══ Material for this exercise ══
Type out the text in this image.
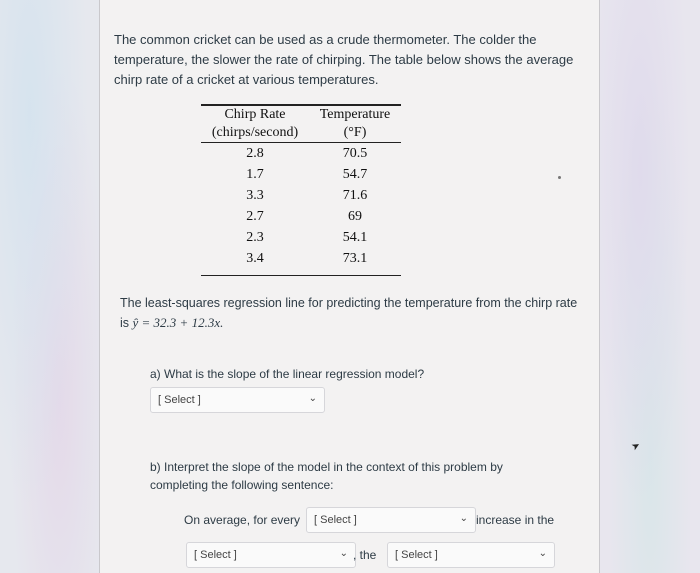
The common cricket can be used as a crude thermometer. The colder the temperature, the slower the rate of chirping. The table below shows the average chirp rate of a cricket at various temperatures.
Chirp Rate	Temperature
(chirps/second)	(°F)
2.8	70.5
1.7	54.7
3.3	71.6
2.7	69
2.3	54.1
3.4	73.1
The least-squares regression line for predicting the temperature from the chirp rate
is ŷ = 32.3 + 12.3x.
a) What is the slope of the linear regression model?
[ Select ]	⌄
b) Interpret the slope of the model in the context of this problem by completing the following sentence:
On average, for every [ Select ]	⌄ increase in the
[ Select ]	⌄ , the [ Select ]	⌄
➤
═══
§ Given exercise
Return every line of the records exactly as given, pictures excluded.

§ Problem solution
Type out the text in this image.
The common cricket can be used as a crude thermometer. The colder the temperature, the slower the rate of chirping. The table below shows the average chirp rate of a cricket at various temperatures.
Chirp Rate	Temperature
(chirps/second)	(°F)
2.8	70.5
1.7	54.7
3.3	71.6
2.7	69
2.3	54.1
3.4	73.1
The least-squares regression line for predicting the temperature from the chirp rate
is ŷ = 32.3 + 12.3x.
a) What is the slope of the linear regression model?
[ Select ]	⌄
b) Interpret the slope of the model in the context of this problem by completing the following sentence:
On average, for every [ Select ]	⌄ increase in the
[ Select ]	⌄ , the [ Select ]	⌄
➤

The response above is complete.